**Goal of the exercise**. List every line in this data where the string "labels" occurs.

[Stored items from a collection]
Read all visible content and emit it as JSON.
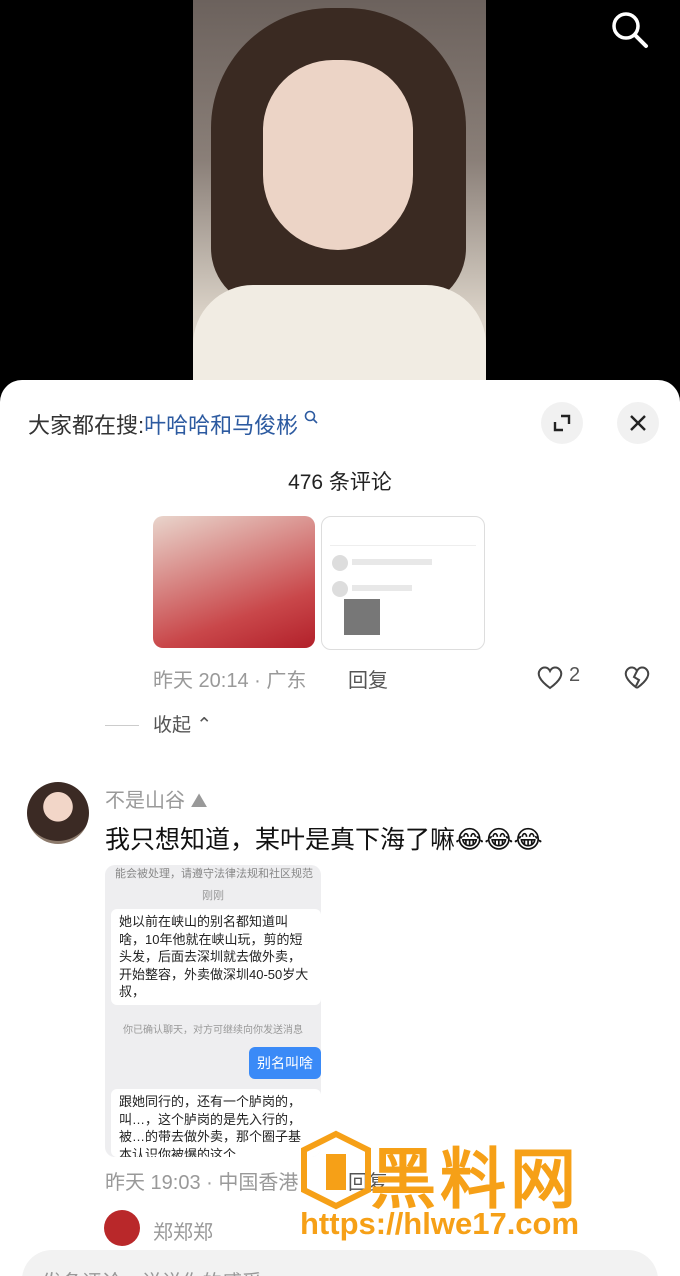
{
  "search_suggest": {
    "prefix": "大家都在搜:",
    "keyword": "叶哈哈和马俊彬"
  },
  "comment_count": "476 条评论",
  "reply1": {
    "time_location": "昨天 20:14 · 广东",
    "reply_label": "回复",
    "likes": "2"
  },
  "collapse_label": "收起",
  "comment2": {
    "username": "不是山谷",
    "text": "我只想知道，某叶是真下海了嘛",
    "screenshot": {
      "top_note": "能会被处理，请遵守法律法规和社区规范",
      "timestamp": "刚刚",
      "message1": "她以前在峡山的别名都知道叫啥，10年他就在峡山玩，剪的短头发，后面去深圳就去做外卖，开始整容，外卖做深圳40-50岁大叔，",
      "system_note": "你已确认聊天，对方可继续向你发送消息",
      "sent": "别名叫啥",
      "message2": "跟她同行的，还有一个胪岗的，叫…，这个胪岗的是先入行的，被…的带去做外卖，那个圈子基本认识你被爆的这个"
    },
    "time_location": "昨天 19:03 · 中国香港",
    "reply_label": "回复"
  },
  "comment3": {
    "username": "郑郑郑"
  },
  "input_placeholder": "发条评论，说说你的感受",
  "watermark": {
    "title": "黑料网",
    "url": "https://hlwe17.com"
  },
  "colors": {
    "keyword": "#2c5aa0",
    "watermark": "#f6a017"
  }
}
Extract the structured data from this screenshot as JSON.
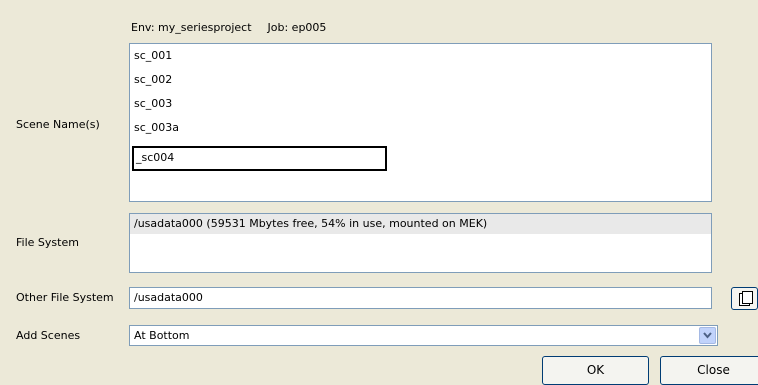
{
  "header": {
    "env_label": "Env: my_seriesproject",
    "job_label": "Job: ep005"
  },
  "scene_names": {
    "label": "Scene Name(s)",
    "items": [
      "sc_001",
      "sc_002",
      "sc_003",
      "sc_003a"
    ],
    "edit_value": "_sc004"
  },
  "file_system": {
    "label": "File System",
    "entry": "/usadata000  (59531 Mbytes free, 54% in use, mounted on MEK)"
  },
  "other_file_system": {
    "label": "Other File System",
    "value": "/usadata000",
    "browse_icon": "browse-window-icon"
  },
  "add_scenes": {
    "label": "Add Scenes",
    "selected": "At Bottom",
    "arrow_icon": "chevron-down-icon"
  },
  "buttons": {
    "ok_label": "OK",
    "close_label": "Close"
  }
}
* * *
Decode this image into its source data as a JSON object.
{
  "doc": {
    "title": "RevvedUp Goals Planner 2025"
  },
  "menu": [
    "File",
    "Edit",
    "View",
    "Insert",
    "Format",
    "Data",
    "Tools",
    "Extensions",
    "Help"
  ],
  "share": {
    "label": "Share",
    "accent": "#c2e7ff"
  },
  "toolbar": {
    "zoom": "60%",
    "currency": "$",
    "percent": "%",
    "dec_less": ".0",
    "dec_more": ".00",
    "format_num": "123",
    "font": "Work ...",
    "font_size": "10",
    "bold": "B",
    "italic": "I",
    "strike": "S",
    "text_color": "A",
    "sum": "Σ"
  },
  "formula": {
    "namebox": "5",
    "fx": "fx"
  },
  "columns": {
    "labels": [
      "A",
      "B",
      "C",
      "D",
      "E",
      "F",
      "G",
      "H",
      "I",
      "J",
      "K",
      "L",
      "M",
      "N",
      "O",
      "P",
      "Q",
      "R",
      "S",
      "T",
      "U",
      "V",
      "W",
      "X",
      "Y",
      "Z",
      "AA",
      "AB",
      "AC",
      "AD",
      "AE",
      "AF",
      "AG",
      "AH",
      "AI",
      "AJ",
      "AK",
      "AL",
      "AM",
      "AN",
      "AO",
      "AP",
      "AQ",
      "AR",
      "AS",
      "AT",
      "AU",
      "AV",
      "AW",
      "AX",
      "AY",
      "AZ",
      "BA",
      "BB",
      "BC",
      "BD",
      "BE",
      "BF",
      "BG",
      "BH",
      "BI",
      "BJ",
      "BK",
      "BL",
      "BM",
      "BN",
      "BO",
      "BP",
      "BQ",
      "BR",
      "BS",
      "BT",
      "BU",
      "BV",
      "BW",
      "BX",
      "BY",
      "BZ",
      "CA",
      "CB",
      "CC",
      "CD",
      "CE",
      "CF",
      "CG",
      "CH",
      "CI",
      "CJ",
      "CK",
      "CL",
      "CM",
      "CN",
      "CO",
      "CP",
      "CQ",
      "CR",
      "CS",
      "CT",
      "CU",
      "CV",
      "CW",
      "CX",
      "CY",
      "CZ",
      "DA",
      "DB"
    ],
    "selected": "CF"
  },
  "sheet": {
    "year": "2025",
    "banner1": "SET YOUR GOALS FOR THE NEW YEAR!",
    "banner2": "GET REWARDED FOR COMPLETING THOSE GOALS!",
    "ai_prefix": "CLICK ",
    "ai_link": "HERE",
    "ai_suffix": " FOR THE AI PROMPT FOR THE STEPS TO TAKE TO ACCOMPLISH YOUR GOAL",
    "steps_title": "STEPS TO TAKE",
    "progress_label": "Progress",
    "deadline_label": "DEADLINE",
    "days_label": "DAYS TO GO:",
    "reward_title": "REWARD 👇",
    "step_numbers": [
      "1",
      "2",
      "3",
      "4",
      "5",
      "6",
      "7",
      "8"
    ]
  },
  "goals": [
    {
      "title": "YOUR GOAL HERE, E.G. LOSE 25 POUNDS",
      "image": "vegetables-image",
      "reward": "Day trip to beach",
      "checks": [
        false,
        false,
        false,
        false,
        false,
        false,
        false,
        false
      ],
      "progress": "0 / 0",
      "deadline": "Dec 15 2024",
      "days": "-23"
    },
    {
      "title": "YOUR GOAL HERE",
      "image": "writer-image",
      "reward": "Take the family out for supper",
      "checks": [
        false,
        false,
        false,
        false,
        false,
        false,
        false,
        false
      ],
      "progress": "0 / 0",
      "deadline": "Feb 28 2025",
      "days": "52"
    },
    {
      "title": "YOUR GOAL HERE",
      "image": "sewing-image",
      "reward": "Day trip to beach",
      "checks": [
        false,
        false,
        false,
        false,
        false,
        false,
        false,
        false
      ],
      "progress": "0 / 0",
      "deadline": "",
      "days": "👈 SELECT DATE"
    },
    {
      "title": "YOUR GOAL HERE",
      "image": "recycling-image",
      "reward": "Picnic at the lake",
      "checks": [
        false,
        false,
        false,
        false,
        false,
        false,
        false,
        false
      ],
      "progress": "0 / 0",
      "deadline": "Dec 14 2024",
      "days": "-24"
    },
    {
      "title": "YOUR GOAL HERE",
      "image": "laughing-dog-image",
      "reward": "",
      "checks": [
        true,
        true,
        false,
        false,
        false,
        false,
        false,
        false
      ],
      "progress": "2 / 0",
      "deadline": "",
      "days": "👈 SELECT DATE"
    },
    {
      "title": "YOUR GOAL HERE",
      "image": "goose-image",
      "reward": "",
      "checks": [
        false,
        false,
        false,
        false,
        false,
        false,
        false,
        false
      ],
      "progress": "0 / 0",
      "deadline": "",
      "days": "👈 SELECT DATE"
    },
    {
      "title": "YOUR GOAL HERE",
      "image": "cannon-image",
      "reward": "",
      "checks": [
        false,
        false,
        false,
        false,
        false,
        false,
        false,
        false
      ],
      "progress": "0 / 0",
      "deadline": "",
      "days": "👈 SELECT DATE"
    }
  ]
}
==
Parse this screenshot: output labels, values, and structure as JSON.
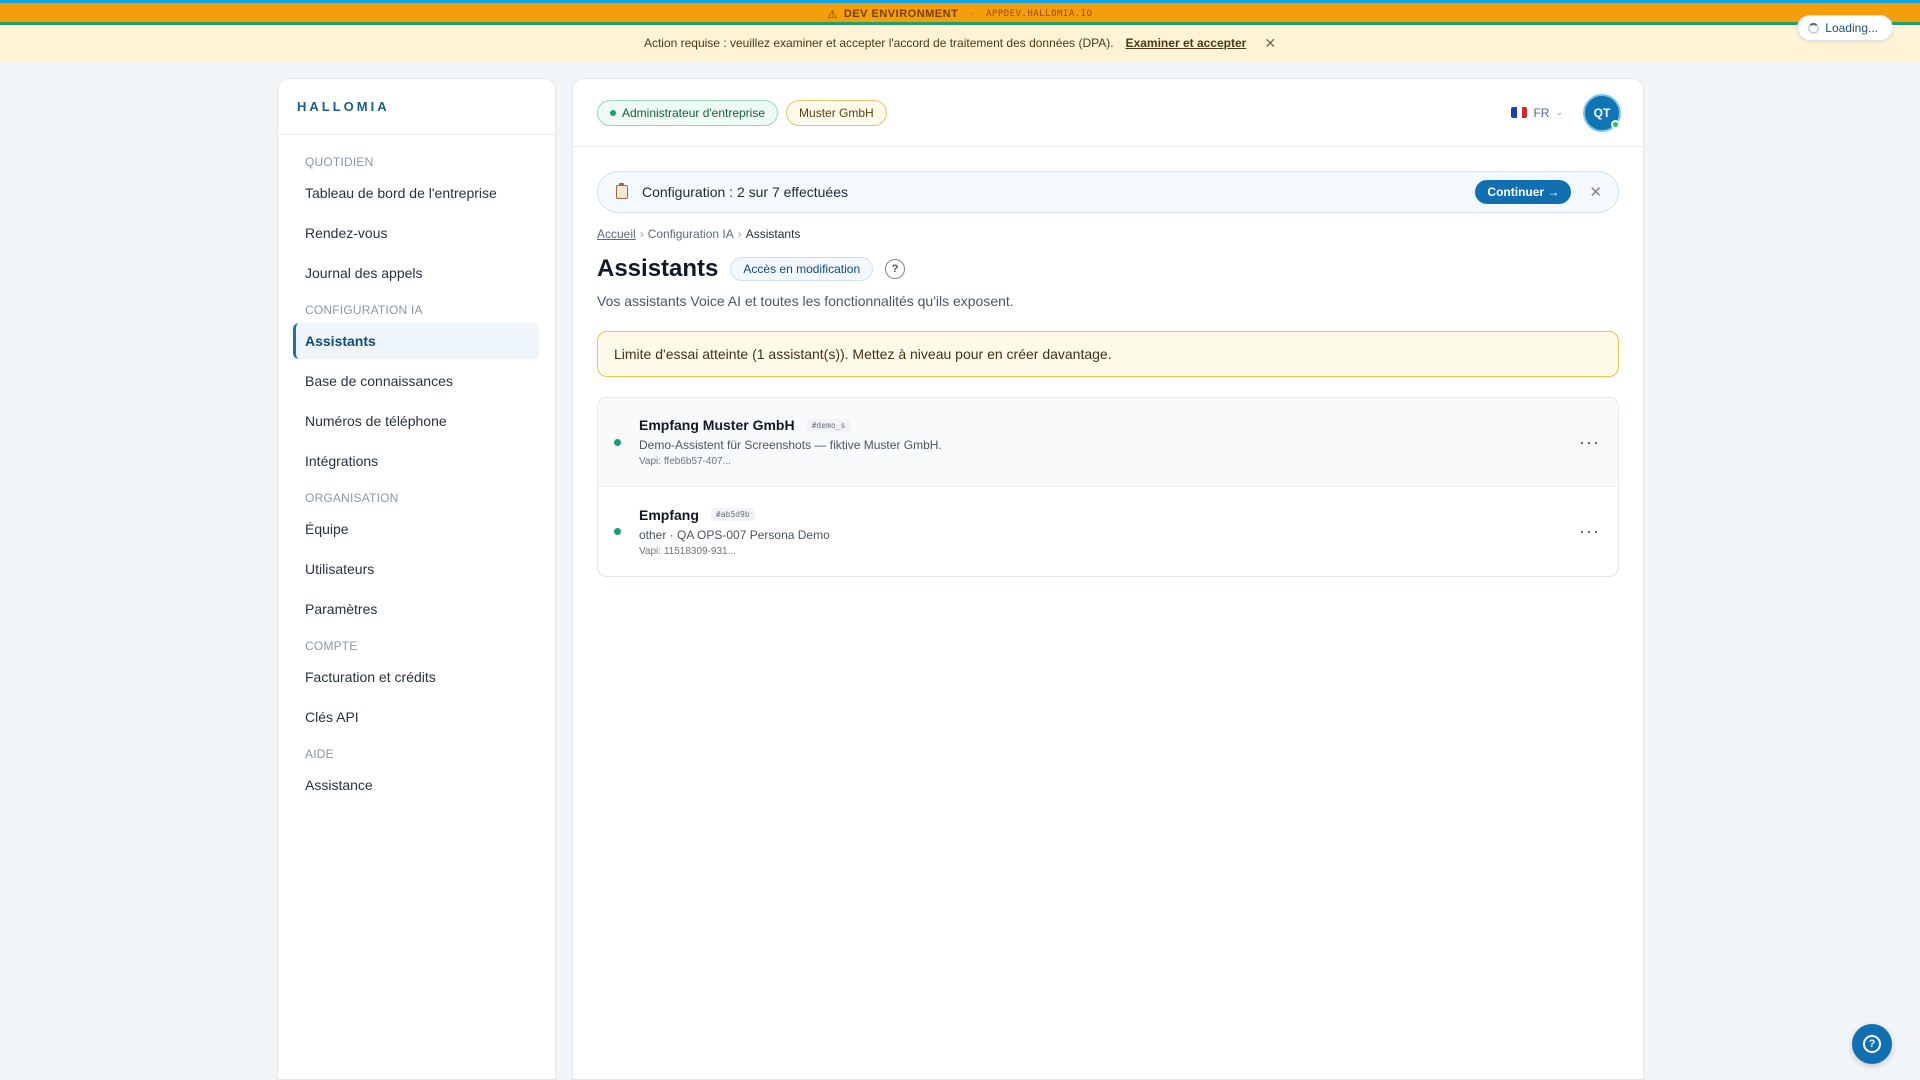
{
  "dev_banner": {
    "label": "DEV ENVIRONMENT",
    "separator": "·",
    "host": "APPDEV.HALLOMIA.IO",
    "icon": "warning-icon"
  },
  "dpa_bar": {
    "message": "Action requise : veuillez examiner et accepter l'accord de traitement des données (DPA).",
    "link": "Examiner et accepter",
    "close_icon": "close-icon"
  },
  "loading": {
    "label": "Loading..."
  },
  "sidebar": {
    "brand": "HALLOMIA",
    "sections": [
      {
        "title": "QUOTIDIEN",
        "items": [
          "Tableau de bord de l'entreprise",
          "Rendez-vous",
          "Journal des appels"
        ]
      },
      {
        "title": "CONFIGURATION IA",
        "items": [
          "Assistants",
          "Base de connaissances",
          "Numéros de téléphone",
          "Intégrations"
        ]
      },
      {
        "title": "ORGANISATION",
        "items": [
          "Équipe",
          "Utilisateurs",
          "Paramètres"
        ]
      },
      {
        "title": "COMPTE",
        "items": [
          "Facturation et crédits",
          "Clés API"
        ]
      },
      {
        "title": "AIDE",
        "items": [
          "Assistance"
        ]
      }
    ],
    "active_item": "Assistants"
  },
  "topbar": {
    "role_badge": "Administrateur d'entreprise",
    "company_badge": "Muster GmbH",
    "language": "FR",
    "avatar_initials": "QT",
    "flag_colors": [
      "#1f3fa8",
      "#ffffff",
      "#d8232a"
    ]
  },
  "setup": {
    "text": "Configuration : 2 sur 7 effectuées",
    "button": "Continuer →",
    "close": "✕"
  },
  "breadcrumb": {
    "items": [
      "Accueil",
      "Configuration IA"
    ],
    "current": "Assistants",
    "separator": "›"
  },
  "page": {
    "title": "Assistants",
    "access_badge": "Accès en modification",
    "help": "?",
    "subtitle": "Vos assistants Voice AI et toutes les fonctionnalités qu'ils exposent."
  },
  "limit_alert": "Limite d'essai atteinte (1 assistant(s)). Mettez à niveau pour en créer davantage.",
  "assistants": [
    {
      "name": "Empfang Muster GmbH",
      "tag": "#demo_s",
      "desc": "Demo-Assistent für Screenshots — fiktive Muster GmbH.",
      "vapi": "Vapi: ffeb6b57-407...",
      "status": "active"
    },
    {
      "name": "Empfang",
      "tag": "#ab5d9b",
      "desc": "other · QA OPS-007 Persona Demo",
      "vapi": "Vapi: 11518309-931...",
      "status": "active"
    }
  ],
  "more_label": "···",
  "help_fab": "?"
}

**Exercise answer**.
    "labels": [
Parse this screenshot: output labels, values, and structure as JSON.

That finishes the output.